Saved data entries:
= = =

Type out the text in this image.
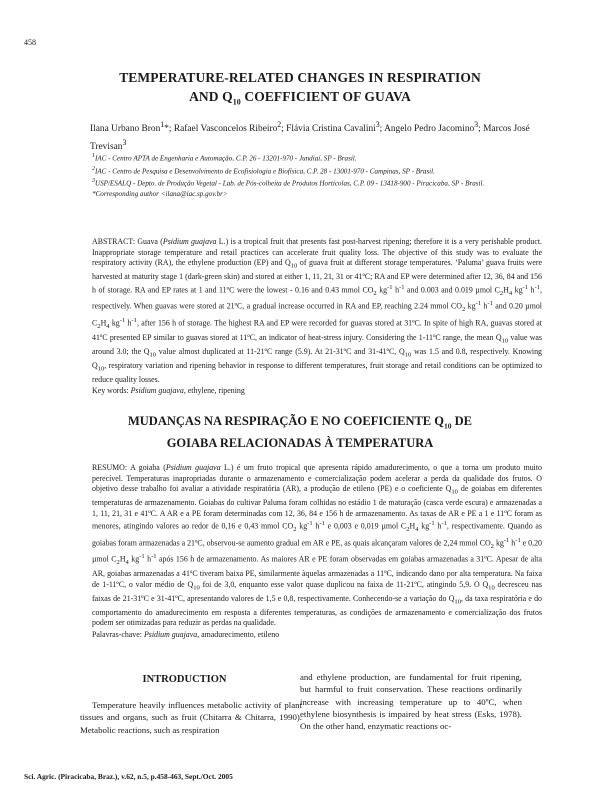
458
TEMPERATURE-RELATED CHANGES IN RESPIRATION
AND $Q_{10}$ COEFFICIENT OF GUAVA
Ilana Urbano Bron$^1$*; Rafael Vasconcelos Ribeiro$^2$; Flávia Cristina Cavalini$^3$; Angelo Pedro Jacomino$^3$; Marcos José Trevisan$^3$

$^1$IAC - Centro APTA de Engenharia e Automação, C.P. 26 - 13201-970 - Jundiaí, SP - Brasil.

$^2$IAC - Centro de Pesquisa e Desenvolvimento de Ecofisiologia e Biofísica, C.P. 28 - 13001-970 - Campinas, SP - Brasil.

$^3$USP/ESALQ - Depto. de Produção Vegetal - Lab. de Pós-colheita de Produtos Hortícolas, C.P. 09 - 13418-900 - Piracicaba, SP - Brasil.

*Corresponding author <ilana@iac.sp.gov.br>

ABSTRACT: Guava (Psidium guajava L.) is a tropical fruit that presents fast post-harvest ripening; therefore it is a very perishable product. Inappropriate storage temperature and retail practices can accelerate fruit quality loss. The objective of this study was to evaluate the respiratory activity (RA), the ethylene production (EP) and $Q_{10}$ of guava fruit at different storage temperatures. ‘Paluma’ guava fruits were harvested at maturity stage 1 (dark-green skin) and stored at either 1, 11, 21, 31 or 41ºC; RA and EP were determined after 12, 36, 84 and 156 h of storage. RA and EP rates at 1 and 11ºC were the lowest - 0.16 and 0.43 mmol $CO_2$ $kg^{-1}$ $h^{-1}$ and 0.003 and 0.019 µmol $C_2H_4$ $kg^{-1}$ $h^{-1}$, respectively. When guavas were stored at 21ºC, a gradual increase occurred in RA and EP, reaching 2.24 mmol $CO_2$ $kg^{-1}$ $h^{-1}$ and 0.20 µmol $C_2H_4$ $kg^{-1}$ $h^{-1}$, after 156 h of storage. The highest RA and EP were recorded for guavas stored at 31ºC. In spite of high RA, guavas stored at 41ºC presented EP similar to guavas stored at 11ºC, an indicator of heat-stress injury. Considering the 1-11ºC range, the mean $Q_{10}$ value was around 3.0; the $Q_{10}$ value almost duplicated at 11-21ºC range (5.9). At 21-31ºC and 31-41ºC, $Q_{10}$ was 1.5 and 0.8, respectively. Knowing $Q_{10}$, respiratory variation and ripening behavior in response to different temperatures, fruit storage and retail conditions can be optimized to reduce quality losses.
Key words: Psidium guajava, ethylene, ripening
MUDANÇAS NA RESPIRAÇÃO E NO COEFICIENTE $Q_{10}$ DE
GOIABA RELACIONADAS À TEMPERATURA
RESUMO: A goiaba (Psidium guajava L.) é um fruto tropical que apresenta rápido amadurecimento, o que a torna um produto muito perecível. Temperaturas inapropriadas durante o armazenamento e comercialização podem acelerar a perda da qualidade dos frutos. O objetivo desse trabalho foi avaliar a atividade respiratória (AR), a produção de etileno (PE) e o coeficiente $Q_{10}$ de goiabas em diferentes temperaturas de armazenamento. Goiabas do cultivar Paluma foram colhidas no estádio 1 de maturação (casca verde escura) e armazenadas a 1, 11, 21, 31 e 41ºC. A AR e a PE foram determinadas com 12, 36, 84 e 156 h de armazenamento. As taxas de AR e PE a 1 e 11ºC foram as menores, atingindo valores ao redor de 0,16 e 0,43 mmol $CO_2$ $kg^{-1}$ $h^{-1}$ e 0,003 e 0,019 µmol $C_2H_4$ $kg^{-1}$ $h^{-1}$, respectivamente. Quando as goiabas foram armazenadas a 21ºC, observou-se aumento gradual em AR e PE, as quais alcançaram valores de 2,24 mmol $CO_2$ $kg^{-1}$ $h^{-1}$ e 0,20 µmol $C_2H_4$ $kg^{-1}$ $h^{-1}$ após 156 h de armazenamento. As maiores AR e PE foram observadas em goiabas armazenadas a 31ºC. Apesar de alta AR, goiabas armazenadas a 41ºC tiveram baixa PE, similarmente àquelas armazenadas a 11ºC, indicando dano por alta temperatura. Na faixa de 1-11ºC, o valor médio de $Q_{10}$ foi de 3,0, enquanto esse valor quase duplicou na faixa de 11-21ºC, atingindo 5,9. O $Q_{10}$ decresceu nas faixas de 21-31ºC e 31-41ºC, apresentando valores de 1,5 e 0,8, respectivamente. Conhecendo-se a variação do $Q_{10}$, da taxa respiratória e do comportamento do amadurecimento em resposta a diferentes temperaturas, as condições de armazenamento e comercialização dos frutos podem ser otimizadas para reduzir as perdas na qualidade.
Palavras-chave: Psidium guajava, amadurecimento, etileno
INTRODUCTION
Temperature heavily influences metabolic activity of plant tissues and organs, such as fruit (Chitarra & Chitarra, 1990). Metabolic reactions, such as respiration
and ethylene production, are fundamental for fruit ripening, but harmful to fruit conservation. These reactions ordinarily increase with increasing temperature up to 40ºC, when ethylene biosynthesis is impaired by heat stress (Esks, 1978). On the other hand, enzymatic reactions oc-
Sci. Agric. (Piracicaba, Braz.), v.62, n.5, p.458-463, Sept./Oct. 2005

= = =

--- Directions for this task ---
Copy out all lines that carry the word "Piracicaba".

--- Output for this exercise ---
$^3$USP/ESALQ - Depto. de Produção Vegetal - Lab. de Pós-colheita de Produtos Hortícolas, C.P. 09 - 13418-900 - Piracicaba, SP - Brasil.
Sci. Agric. (Piracicaba, Braz.), v.62, n.5, p.458-463, Sept./Oct. 2005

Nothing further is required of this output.